--- Start DATA TO PROCESS ---

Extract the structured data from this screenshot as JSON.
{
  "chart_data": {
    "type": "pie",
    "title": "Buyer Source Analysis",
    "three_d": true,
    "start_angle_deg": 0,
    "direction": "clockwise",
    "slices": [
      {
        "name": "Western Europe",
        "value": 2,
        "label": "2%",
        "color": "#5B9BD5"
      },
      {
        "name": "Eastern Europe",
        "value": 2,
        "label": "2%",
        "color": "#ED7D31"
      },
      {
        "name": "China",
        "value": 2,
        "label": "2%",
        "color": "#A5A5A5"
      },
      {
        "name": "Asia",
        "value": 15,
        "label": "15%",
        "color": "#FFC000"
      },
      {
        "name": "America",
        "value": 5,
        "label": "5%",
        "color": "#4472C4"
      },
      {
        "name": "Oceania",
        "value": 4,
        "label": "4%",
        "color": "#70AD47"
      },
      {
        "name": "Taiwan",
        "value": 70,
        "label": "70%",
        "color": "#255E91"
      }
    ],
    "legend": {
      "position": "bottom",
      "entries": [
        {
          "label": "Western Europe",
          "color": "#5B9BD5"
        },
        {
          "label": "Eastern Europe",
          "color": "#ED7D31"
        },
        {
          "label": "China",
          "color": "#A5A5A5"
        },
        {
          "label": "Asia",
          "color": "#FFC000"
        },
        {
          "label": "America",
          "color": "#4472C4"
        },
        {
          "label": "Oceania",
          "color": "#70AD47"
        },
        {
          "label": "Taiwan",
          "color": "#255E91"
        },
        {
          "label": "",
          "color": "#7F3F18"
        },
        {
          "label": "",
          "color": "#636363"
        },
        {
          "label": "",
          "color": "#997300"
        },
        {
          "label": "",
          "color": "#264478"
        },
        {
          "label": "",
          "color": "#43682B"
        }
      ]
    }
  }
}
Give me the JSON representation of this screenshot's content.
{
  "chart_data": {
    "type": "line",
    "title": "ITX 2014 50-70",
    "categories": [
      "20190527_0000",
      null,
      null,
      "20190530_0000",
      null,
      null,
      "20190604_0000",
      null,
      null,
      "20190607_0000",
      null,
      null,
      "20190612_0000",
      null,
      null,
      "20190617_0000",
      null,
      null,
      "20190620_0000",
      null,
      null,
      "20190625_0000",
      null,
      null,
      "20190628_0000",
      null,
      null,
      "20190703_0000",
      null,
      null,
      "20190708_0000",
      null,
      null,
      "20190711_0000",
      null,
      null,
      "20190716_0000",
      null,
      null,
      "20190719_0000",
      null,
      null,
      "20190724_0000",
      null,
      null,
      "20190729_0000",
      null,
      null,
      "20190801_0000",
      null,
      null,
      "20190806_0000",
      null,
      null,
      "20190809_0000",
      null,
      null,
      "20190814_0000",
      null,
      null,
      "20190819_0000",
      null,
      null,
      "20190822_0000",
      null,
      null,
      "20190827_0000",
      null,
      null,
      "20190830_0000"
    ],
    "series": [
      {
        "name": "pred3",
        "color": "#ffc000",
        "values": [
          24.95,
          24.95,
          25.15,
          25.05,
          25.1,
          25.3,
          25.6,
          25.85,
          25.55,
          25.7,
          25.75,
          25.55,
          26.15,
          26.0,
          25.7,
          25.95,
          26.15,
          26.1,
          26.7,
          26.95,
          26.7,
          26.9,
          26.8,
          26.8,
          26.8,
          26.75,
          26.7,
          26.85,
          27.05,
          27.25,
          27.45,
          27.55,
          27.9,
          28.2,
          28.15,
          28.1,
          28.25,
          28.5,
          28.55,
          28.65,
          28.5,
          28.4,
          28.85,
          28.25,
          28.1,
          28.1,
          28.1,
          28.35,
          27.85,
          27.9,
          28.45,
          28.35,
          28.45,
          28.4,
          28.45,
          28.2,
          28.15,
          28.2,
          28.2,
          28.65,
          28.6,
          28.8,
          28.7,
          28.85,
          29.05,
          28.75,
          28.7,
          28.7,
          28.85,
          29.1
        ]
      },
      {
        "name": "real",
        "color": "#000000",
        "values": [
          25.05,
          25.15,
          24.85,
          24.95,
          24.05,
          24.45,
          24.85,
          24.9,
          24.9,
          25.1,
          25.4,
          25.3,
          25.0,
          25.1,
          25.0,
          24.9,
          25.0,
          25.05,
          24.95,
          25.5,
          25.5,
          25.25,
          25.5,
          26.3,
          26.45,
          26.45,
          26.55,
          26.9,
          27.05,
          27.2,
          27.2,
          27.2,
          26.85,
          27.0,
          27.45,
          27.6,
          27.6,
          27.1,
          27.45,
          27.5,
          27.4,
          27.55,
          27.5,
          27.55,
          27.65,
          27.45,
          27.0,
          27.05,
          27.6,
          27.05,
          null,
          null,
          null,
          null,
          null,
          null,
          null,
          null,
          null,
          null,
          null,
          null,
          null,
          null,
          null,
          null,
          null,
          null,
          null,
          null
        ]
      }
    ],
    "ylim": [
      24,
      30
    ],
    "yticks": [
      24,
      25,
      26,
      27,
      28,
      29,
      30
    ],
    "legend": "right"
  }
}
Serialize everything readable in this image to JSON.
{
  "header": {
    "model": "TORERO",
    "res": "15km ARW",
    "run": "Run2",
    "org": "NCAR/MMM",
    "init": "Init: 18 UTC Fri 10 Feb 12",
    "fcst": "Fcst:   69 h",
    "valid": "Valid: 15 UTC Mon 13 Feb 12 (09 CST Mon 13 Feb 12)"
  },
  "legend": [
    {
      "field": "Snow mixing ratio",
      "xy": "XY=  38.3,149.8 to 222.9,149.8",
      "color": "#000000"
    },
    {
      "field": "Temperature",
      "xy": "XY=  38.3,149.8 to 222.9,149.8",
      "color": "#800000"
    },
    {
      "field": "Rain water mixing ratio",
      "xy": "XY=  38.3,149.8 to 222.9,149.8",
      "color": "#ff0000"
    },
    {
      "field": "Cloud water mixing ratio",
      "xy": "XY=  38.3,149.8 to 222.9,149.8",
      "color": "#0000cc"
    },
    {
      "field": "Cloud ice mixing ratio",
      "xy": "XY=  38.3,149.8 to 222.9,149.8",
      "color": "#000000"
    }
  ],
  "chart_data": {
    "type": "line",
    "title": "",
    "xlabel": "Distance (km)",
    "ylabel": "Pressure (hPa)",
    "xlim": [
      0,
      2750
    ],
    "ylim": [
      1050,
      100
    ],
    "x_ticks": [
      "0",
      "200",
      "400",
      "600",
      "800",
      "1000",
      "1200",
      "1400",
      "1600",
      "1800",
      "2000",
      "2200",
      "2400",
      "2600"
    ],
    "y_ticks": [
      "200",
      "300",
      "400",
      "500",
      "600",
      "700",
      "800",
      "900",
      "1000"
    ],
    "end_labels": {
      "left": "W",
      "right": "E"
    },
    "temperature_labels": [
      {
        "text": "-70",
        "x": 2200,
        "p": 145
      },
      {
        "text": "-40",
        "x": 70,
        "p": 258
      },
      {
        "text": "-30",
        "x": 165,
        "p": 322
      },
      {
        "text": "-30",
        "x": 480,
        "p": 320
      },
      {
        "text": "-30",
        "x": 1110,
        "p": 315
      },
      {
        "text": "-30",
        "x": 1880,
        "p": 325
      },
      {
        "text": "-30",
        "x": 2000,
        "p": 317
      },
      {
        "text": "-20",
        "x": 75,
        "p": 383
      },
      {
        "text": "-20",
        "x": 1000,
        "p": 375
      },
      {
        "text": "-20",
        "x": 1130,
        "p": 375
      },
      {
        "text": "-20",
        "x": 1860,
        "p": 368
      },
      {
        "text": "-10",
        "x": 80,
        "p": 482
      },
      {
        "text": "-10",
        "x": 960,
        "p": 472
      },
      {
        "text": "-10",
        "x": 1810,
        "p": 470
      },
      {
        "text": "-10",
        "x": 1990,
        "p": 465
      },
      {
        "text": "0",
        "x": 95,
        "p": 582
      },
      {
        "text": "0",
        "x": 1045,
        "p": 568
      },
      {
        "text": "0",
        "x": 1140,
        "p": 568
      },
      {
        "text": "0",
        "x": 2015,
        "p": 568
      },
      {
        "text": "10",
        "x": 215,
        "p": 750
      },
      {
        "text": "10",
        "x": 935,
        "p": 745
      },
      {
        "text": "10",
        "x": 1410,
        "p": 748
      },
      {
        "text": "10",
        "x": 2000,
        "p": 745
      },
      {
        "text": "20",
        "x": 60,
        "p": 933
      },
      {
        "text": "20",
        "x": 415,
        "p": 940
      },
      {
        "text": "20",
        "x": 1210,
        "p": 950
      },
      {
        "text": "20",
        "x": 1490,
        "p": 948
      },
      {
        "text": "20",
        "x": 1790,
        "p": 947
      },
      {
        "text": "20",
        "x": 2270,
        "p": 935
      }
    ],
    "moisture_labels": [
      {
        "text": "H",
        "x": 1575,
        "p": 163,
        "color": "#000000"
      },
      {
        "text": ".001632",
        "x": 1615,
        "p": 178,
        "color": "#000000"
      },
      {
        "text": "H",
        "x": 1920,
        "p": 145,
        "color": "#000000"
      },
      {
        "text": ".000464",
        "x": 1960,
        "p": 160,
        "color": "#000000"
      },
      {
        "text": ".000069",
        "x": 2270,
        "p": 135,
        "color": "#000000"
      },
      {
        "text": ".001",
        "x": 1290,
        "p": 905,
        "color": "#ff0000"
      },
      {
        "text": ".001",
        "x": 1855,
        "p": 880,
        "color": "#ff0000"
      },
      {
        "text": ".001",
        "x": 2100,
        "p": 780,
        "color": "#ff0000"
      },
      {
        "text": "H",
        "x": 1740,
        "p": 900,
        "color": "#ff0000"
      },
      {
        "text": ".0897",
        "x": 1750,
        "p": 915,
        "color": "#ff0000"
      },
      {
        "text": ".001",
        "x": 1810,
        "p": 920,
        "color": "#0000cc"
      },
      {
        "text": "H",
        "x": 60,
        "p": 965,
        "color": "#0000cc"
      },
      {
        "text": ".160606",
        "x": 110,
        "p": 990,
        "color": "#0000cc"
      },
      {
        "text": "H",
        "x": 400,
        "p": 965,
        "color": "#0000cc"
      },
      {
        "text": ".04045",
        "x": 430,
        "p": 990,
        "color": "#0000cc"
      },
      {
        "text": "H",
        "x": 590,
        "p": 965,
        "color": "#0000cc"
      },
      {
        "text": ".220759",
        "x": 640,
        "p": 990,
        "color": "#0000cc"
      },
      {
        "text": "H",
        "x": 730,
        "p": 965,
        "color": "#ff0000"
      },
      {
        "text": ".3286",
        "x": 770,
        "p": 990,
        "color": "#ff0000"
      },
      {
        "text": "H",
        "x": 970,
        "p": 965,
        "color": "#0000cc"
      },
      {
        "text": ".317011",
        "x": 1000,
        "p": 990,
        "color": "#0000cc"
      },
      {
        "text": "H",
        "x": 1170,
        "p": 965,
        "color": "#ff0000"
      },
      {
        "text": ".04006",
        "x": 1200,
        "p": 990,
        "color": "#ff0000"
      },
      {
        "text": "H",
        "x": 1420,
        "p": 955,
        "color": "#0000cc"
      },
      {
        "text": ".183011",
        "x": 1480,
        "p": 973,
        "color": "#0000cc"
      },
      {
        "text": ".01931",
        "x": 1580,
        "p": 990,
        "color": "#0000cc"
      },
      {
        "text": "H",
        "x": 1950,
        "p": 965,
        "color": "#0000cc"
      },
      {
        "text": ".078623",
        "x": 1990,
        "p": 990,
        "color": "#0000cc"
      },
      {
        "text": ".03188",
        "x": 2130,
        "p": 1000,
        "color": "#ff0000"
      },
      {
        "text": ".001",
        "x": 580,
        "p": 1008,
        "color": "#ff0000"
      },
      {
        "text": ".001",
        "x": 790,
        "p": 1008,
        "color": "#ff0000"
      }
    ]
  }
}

--- End DATA TO PROCESS ---

• [THE EXERCISE]: From the entries above, copy every line that holds the word "ratio".

• [EXERCISE RESULT]:
      "field": "Snow mixing ratio",
      "field": "Rain water mixing ratio",
      "field": "Cloud water mixing ratio",
      "field": "Cloud ice mixing ratio",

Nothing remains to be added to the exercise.